■ TO DO: Output the entries below unchanged, except for the pictures.

■ RECORDED INFORMATION:
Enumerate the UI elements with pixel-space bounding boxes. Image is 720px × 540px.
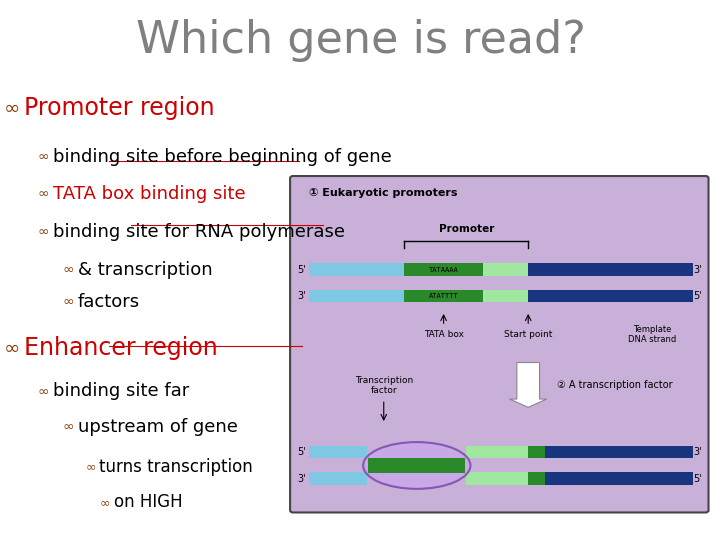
- Text: Which gene is read?: Which gene is read?: [136, 19, 586, 62]
- Bar: [467, 472, 541, 485]
- Text: turns transcription: turns transcription: [99, 458, 253, 476]
- Bar: [483, 290, 528, 302]
- Text: 3': 3': [297, 291, 306, 301]
- Bar: [528, 446, 545, 458]
- Text: ∞: ∞: [37, 187, 49, 201]
- Text: & transcription: & transcription: [78, 261, 212, 279]
- Text: ∞: ∞: [85, 461, 96, 474]
- Bar: [528, 263, 693, 276]
- Text: ∞: ∞: [63, 263, 74, 277]
- Text: Transcription
factor: Transcription factor: [355, 376, 413, 395]
- Text: upstream of gene: upstream of gene: [78, 417, 238, 436]
- Bar: [528, 290, 693, 302]
- Text: ∞: ∞: [37, 225, 49, 239]
- Text: Promoter: Promoter: [438, 224, 494, 234]
- Ellipse shape: [363, 442, 470, 489]
- Text: 3': 3': [693, 265, 701, 274]
- Text: binding site far: binding site far: [53, 382, 189, 401]
- Bar: [310, 446, 367, 458]
- Text: ∞: ∞: [4, 339, 20, 358]
- Text: 3': 3': [297, 474, 306, 484]
- Text: Enhancer region: Enhancer region: [24, 336, 217, 360]
- Text: TATA box binding site: TATA box binding site: [53, 185, 246, 204]
- Bar: [528, 472, 541, 485]
- Text: binding site before beginning of gene: binding site before beginning of gene: [53, 147, 391, 166]
- Text: Promoter region: Promoter region: [24, 96, 215, 120]
- Bar: [528, 446, 541, 458]
- Text: 5': 5': [297, 265, 306, 274]
- Bar: [528, 472, 545, 485]
- Text: 3': 3': [693, 447, 701, 457]
- Text: TATA box: TATA box: [423, 330, 464, 339]
- Bar: [545, 472, 693, 485]
- Text: factors: factors: [78, 293, 140, 312]
- Text: ∞: ∞: [99, 496, 110, 509]
- Text: 5': 5': [693, 474, 701, 484]
- FancyBboxPatch shape: [290, 176, 708, 512]
- Bar: [310, 472, 367, 485]
- Text: ∞: ∞: [4, 98, 20, 118]
- Bar: [310, 263, 405, 276]
- Text: 5': 5': [297, 447, 306, 457]
- Text: binding site for RNA polymerase: binding site for RNA polymerase: [53, 223, 345, 241]
- Text: ∞: ∞: [37, 150, 49, 164]
- Bar: [483, 263, 528, 276]
- Bar: [405, 290, 483, 302]
- Text: ① Eukaryotic promoters: ① Eukaryotic promoters: [310, 188, 458, 198]
- Text: TATAAAA: TATAAAA: [428, 267, 459, 273]
- Text: on HIGH: on HIGH: [114, 493, 182, 511]
- Text: ∞: ∞: [37, 384, 49, 399]
- FancyArrow shape: [510, 362, 546, 407]
- Bar: [405, 263, 483, 276]
- Bar: [467, 446, 541, 458]
- Text: ∞: ∞: [63, 295, 74, 309]
- Text: ② A transcription factor: ② A transcription factor: [557, 380, 672, 390]
- Bar: [310, 290, 405, 302]
- Text: ATATTTT: ATATTTT: [428, 293, 459, 299]
- Bar: [545, 446, 693, 458]
- Bar: [369, 465, 465, 473]
- Bar: [369, 458, 465, 465]
- Text: Template
DNA strand: Template DNA strand: [628, 325, 676, 344]
- Text: 5': 5': [693, 291, 701, 301]
- Text: Start point: Start point: [504, 330, 552, 339]
- Text: ∞: ∞: [63, 420, 74, 434]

■ ANSWER BOX:
Enumerate the UI elements with pixel-space bounding boxes. Image is 720px × 540px.
- Text: Which gene is read?: Which gene is read?: [136, 19, 586, 62]
- Bar: [467, 472, 541, 485]
- Text: turns transcription: turns transcription: [99, 458, 253, 476]
- Bar: [483, 290, 528, 302]
- Text: 3': 3': [297, 291, 306, 301]
- Bar: [528, 446, 545, 458]
- Text: ∞: ∞: [37, 187, 49, 201]
- Text: & transcription: & transcription: [78, 261, 212, 279]
- Text: ∞: ∞: [85, 461, 96, 474]
- Bar: [528, 263, 693, 276]
- Text: ∞: ∞: [63, 263, 74, 277]
- Text: Transcription
factor: Transcription factor: [355, 376, 413, 395]
- Text: upstream of gene: upstream of gene: [78, 417, 238, 436]
- Bar: [528, 290, 693, 302]
- Text: ∞: ∞: [37, 225, 49, 239]
- Text: Promoter: Promoter: [438, 224, 494, 234]
- Ellipse shape: [363, 442, 470, 489]
- Text: 3': 3': [693, 265, 701, 274]
- Text: binding site far: binding site far: [53, 382, 189, 401]
- Bar: [310, 446, 367, 458]
- Text: ∞: ∞: [4, 339, 20, 358]
- Text: 3': 3': [297, 474, 306, 484]
- Text: Enhancer region: Enhancer region: [24, 336, 217, 360]
- Text: TATA box binding site: TATA box binding site: [53, 185, 246, 204]
- Bar: [528, 472, 541, 485]
- Text: binding site before beginning of gene: binding site before beginning of gene: [53, 147, 391, 166]
- Text: Promoter region: Promoter region: [24, 96, 215, 120]
- Bar: [528, 446, 541, 458]
- Text: 5': 5': [297, 265, 306, 274]
- Bar: [528, 472, 545, 485]
- Text: 3': 3': [693, 447, 701, 457]
- Text: TATA box: TATA box: [423, 330, 464, 339]
- Bar: [545, 472, 693, 485]
- Text: factors: factors: [78, 293, 140, 312]
- Text: ∞: ∞: [99, 496, 110, 509]
- Text: 5': 5': [693, 474, 701, 484]
- FancyBboxPatch shape: [290, 176, 708, 512]
- Bar: [310, 472, 367, 485]
- Text: ∞: ∞: [4, 98, 20, 118]
- Bar: [310, 263, 405, 276]
- Text: 5': 5': [297, 447, 306, 457]
- Text: binding site for RNA polymerase: binding site for RNA polymerase: [53, 223, 345, 241]
- Text: ∞: ∞: [37, 150, 49, 164]
- Bar: [483, 263, 528, 276]
- Bar: [405, 290, 483, 302]
- Text: ① Eukaryotic promoters: ① Eukaryotic promoters: [310, 188, 458, 198]
- Text: TATAAAA: TATAAAA: [428, 267, 459, 273]
- Text: on HIGH: on HIGH: [114, 493, 182, 511]
- Text: ∞: ∞: [37, 384, 49, 399]
- FancyArrow shape: [510, 362, 546, 407]
- Bar: [405, 263, 483, 276]
- Bar: [467, 446, 541, 458]
- Text: ∞: ∞: [63, 295, 74, 309]
- Text: ② A transcription factor: ② A transcription factor: [557, 380, 672, 390]
- Bar: [310, 290, 405, 302]
- Text: ATATTTT: ATATTTT: [428, 293, 459, 299]
- Bar: [545, 446, 693, 458]
- Bar: [369, 465, 465, 473]
- Bar: [369, 458, 465, 465]
- Text: Template
DNA strand: Template DNA strand: [628, 325, 676, 344]
- Text: 5': 5': [693, 291, 701, 301]
- Text: Start point: Start point: [504, 330, 552, 339]
- Text: ∞: ∞: [63, 420, 74, 434]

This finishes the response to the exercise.